[Dataset excerpts]
------------------------------------------------------------------------
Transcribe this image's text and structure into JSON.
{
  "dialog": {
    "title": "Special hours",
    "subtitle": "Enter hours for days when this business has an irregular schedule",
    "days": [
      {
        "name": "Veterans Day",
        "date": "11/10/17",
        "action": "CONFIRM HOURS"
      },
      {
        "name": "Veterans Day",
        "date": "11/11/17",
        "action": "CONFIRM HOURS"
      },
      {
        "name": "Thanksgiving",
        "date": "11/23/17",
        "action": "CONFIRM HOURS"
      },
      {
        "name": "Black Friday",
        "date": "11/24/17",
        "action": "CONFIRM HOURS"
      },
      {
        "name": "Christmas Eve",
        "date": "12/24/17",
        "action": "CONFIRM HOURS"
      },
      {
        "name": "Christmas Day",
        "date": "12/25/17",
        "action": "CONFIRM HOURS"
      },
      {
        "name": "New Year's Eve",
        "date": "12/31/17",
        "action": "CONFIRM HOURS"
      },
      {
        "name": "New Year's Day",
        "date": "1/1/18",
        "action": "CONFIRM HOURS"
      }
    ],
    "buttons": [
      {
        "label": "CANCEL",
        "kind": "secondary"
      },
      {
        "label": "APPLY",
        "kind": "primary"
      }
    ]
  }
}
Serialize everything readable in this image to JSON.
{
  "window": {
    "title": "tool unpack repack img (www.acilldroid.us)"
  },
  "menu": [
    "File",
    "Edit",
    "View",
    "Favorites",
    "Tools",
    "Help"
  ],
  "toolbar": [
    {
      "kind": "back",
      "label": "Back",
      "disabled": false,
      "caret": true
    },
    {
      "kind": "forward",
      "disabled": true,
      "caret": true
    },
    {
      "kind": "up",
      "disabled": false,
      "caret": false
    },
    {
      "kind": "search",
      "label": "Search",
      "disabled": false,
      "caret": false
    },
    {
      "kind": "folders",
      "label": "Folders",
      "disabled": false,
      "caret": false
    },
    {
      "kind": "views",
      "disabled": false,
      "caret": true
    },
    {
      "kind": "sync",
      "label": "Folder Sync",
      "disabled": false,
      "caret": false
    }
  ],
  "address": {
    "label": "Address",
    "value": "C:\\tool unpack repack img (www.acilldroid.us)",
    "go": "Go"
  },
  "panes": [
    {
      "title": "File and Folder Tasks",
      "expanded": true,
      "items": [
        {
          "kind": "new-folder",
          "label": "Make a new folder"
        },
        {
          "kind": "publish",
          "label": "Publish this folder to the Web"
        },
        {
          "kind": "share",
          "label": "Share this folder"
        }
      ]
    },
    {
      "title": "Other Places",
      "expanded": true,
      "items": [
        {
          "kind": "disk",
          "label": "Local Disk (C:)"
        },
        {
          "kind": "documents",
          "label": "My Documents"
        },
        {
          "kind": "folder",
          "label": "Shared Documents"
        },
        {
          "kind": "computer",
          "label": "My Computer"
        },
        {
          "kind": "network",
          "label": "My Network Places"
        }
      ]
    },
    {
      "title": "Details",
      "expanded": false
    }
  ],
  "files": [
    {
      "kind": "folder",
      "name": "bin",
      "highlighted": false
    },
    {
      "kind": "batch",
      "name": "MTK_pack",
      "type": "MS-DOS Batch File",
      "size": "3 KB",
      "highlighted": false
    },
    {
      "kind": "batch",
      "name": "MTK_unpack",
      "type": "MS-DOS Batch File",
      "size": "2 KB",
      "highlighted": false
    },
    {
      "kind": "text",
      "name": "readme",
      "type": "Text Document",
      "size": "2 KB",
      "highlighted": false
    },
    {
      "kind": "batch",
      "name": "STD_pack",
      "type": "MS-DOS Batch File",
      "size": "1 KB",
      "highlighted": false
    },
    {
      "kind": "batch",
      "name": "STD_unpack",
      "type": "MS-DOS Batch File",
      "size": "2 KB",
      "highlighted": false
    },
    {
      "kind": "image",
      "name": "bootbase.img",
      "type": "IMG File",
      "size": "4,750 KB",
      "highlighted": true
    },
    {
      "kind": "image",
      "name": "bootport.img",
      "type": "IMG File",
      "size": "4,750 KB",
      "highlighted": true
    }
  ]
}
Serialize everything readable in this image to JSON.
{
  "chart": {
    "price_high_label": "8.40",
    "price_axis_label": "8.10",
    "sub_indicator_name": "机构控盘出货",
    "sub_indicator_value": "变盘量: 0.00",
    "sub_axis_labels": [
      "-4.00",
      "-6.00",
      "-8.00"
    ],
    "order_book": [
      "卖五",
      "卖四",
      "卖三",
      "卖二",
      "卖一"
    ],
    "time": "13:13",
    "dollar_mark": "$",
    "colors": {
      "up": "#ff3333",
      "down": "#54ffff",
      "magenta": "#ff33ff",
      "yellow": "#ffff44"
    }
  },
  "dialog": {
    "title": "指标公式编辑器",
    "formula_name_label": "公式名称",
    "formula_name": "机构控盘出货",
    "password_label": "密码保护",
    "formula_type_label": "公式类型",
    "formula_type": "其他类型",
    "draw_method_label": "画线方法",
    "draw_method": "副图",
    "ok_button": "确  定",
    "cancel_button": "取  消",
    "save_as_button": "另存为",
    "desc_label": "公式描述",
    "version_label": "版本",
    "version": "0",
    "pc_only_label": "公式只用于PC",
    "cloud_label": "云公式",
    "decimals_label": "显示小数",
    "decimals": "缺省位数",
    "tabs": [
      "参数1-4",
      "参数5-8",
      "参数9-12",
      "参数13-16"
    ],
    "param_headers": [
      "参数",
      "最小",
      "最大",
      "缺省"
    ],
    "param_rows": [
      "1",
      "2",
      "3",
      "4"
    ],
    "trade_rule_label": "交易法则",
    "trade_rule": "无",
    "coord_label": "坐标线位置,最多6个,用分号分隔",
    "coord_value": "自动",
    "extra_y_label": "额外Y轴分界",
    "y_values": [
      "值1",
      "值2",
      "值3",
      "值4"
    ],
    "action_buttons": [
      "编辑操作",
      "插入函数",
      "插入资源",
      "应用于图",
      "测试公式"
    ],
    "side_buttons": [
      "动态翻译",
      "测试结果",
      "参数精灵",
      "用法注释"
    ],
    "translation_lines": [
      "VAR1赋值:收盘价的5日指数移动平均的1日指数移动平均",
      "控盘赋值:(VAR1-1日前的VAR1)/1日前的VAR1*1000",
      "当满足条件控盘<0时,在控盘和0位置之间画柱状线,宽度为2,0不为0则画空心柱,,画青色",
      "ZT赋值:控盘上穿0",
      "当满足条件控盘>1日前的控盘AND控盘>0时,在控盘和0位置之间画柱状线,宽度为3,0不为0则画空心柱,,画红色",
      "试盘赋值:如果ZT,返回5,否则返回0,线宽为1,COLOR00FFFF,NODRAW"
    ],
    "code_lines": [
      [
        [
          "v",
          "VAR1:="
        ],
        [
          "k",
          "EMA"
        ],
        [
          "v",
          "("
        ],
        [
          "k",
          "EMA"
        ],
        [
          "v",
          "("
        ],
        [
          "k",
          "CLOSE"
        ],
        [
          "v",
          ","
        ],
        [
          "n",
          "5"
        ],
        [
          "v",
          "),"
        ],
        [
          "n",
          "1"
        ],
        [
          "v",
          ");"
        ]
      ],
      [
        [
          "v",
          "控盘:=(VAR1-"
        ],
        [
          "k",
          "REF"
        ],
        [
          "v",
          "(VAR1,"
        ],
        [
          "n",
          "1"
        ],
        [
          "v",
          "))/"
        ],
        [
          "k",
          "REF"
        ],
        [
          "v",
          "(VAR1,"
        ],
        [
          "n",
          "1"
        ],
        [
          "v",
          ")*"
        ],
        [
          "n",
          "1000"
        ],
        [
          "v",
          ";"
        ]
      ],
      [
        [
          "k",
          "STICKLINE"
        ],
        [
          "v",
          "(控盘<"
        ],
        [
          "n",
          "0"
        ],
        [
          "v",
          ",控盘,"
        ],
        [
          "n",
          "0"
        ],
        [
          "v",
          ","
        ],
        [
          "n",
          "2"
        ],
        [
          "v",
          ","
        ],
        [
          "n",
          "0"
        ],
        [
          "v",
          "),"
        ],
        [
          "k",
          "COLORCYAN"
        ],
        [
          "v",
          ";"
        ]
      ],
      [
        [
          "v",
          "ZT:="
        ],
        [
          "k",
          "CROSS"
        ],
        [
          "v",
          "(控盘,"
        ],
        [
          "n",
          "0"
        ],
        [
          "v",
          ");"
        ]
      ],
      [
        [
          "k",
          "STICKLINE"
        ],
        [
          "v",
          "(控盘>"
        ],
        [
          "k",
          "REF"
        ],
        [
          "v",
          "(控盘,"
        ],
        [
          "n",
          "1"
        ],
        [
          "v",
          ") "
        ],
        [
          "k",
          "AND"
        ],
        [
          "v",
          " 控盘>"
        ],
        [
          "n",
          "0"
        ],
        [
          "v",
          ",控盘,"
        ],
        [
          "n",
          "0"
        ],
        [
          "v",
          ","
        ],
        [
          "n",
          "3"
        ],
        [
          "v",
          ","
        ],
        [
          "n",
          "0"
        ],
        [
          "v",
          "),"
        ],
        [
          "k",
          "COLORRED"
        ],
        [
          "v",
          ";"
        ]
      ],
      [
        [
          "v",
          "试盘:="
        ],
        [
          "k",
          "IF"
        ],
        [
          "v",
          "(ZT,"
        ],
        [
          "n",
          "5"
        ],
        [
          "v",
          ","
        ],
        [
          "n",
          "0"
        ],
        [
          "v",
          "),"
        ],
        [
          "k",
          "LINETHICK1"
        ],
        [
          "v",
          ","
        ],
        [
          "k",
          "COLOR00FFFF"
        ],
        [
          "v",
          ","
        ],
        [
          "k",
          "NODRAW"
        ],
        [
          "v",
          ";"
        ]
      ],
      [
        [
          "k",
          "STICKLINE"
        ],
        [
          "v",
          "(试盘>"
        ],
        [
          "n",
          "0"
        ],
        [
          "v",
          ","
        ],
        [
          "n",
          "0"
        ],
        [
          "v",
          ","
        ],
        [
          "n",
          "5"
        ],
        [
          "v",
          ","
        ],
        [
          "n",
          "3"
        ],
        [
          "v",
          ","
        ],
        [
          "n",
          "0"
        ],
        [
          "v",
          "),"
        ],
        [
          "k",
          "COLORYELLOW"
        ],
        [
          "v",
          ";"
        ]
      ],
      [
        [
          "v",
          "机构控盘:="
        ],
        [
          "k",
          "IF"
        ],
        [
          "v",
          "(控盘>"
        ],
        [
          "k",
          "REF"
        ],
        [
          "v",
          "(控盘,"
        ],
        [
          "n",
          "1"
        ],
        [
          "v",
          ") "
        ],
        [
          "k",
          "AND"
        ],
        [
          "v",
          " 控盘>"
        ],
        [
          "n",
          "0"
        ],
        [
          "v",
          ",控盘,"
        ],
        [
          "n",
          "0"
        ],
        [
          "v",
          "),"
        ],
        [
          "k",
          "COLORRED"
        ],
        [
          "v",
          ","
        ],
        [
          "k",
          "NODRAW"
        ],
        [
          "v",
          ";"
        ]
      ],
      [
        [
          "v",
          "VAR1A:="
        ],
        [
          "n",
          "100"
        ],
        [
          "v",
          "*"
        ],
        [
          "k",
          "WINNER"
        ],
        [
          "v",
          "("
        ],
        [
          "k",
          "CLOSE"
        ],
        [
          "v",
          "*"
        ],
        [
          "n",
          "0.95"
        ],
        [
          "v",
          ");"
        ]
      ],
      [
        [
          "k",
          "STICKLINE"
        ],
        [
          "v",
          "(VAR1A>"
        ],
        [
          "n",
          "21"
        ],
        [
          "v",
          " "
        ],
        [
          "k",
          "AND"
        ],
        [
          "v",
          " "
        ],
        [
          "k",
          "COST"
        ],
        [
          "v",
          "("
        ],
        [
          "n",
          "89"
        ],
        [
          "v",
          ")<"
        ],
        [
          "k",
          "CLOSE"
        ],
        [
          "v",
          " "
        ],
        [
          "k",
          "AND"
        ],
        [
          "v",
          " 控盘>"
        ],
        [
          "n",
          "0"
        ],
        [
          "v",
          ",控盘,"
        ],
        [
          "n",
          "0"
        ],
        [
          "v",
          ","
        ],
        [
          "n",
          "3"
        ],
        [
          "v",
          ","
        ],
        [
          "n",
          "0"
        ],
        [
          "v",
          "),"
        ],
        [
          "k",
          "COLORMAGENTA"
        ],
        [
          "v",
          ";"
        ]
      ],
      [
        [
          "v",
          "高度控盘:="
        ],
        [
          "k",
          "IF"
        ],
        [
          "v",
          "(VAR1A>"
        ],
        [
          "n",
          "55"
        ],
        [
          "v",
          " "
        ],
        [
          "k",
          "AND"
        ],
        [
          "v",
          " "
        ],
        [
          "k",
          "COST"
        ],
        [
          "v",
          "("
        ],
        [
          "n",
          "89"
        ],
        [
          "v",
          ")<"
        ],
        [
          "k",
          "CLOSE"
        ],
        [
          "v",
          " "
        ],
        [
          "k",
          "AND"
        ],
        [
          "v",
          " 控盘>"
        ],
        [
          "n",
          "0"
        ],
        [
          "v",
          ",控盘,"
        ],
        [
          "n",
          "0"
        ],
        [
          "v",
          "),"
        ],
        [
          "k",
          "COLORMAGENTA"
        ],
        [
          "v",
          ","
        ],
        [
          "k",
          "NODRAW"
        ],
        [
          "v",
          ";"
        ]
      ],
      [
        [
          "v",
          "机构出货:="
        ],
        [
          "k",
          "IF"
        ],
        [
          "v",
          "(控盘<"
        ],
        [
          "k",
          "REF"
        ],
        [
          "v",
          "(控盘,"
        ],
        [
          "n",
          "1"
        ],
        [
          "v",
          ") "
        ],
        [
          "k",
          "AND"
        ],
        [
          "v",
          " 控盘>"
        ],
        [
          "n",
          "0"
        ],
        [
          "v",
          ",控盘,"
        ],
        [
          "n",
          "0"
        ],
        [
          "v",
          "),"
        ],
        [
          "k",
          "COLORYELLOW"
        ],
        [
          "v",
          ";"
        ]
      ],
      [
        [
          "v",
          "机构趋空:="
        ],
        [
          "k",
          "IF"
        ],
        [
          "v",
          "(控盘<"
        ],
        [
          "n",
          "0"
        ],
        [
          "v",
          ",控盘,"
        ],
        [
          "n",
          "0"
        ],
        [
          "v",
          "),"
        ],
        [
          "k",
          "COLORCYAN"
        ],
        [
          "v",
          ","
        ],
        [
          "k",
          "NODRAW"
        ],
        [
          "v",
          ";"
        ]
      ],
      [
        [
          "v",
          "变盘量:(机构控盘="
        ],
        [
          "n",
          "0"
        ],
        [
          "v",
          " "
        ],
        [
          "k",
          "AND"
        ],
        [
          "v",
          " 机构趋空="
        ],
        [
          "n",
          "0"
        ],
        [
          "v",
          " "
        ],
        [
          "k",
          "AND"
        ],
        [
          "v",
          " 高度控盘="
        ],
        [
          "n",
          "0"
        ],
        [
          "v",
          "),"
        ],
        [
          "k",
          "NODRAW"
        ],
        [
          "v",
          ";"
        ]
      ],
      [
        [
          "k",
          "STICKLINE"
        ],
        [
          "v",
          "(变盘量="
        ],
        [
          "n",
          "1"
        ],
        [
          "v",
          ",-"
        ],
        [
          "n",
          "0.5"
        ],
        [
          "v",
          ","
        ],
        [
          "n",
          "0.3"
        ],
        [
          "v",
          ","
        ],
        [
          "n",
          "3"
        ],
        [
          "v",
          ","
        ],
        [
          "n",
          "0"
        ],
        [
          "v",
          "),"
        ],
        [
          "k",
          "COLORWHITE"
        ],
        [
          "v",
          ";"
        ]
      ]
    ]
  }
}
------------------------------------------------------------------------
• [Work to do]
In the entries above, find lines with "机构控盘出货" and copy each.

• [Answer to this task]
    "sub_indicator_name": "机构控盘出货",
    "formula_name": "机构控盘出货",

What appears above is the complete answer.